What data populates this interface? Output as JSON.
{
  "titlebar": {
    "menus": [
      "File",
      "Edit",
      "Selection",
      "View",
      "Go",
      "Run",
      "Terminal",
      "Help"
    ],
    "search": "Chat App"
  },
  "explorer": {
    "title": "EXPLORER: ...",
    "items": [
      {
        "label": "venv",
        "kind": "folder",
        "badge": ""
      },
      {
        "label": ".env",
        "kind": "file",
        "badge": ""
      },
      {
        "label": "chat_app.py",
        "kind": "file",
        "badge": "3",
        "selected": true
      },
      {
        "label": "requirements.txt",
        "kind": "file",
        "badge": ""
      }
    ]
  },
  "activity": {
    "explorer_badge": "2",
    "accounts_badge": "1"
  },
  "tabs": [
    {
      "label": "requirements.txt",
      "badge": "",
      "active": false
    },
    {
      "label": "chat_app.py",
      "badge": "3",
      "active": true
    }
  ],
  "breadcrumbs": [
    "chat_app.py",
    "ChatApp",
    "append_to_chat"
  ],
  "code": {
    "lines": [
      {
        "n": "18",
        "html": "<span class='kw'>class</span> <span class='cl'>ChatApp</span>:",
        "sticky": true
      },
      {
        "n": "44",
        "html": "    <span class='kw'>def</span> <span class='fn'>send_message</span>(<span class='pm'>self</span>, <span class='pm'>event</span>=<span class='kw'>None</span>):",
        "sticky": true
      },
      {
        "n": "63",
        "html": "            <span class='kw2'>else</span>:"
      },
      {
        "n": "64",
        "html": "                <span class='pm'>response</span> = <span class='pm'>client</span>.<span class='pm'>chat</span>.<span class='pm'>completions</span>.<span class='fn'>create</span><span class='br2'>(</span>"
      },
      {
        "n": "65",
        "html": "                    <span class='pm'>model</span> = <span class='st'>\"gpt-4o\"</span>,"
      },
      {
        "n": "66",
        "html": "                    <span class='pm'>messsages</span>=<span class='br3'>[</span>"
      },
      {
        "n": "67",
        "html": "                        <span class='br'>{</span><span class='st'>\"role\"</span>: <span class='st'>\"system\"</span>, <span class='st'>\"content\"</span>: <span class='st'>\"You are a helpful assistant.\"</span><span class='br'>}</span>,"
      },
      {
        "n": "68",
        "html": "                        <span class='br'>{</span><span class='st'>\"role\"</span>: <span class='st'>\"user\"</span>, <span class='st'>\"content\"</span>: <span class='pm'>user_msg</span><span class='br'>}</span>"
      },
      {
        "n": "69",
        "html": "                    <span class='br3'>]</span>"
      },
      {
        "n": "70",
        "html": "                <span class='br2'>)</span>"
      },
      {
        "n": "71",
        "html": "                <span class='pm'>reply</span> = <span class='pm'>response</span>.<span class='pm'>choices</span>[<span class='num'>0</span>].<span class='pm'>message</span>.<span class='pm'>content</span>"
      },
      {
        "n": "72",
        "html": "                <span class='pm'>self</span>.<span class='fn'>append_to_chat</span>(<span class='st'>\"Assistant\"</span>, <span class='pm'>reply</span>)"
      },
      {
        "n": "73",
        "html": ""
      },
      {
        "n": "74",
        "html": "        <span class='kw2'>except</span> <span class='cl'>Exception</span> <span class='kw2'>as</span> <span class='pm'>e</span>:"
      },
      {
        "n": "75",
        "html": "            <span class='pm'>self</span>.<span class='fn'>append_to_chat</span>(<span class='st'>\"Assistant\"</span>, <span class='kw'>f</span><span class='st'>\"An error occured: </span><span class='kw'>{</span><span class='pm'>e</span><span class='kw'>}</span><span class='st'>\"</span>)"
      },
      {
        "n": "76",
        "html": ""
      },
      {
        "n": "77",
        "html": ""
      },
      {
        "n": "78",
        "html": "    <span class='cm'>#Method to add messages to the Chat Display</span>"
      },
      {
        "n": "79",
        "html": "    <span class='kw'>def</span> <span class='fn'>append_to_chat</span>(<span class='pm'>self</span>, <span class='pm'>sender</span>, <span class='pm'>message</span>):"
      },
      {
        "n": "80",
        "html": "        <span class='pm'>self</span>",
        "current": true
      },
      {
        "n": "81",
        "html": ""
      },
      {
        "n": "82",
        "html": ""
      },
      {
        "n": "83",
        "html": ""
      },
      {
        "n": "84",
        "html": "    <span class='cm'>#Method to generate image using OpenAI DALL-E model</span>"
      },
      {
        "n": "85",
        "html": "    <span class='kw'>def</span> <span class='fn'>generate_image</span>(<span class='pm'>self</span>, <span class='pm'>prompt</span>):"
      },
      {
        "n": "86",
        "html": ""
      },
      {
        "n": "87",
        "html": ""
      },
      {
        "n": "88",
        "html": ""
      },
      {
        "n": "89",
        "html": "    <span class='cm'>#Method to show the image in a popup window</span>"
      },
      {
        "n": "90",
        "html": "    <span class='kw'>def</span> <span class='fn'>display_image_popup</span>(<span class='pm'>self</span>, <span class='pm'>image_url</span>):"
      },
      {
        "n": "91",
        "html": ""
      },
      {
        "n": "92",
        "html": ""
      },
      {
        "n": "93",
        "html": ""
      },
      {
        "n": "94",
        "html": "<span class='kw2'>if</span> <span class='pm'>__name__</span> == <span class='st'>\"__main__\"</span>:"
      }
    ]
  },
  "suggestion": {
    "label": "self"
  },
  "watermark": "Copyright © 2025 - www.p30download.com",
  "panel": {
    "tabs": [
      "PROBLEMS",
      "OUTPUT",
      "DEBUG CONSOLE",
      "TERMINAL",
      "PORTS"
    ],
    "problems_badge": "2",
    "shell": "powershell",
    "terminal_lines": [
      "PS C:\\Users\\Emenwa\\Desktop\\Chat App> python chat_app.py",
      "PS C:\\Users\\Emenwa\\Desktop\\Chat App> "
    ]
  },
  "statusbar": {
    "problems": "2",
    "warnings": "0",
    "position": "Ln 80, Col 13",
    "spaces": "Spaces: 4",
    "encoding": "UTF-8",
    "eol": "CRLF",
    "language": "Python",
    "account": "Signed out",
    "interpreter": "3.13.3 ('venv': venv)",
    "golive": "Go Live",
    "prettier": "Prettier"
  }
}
---------------
* What is being asked *
In the entries above, locate every line with the word "model" and copy it.

* Answer to the exercise *
        "html": "                    <span class='pm'>model</span> = <span class='st'>\"gpt-4o\"</span>,"
        "html": "    <span class='cm'>#Method to generate image using OpenAI DALL-E model</span>"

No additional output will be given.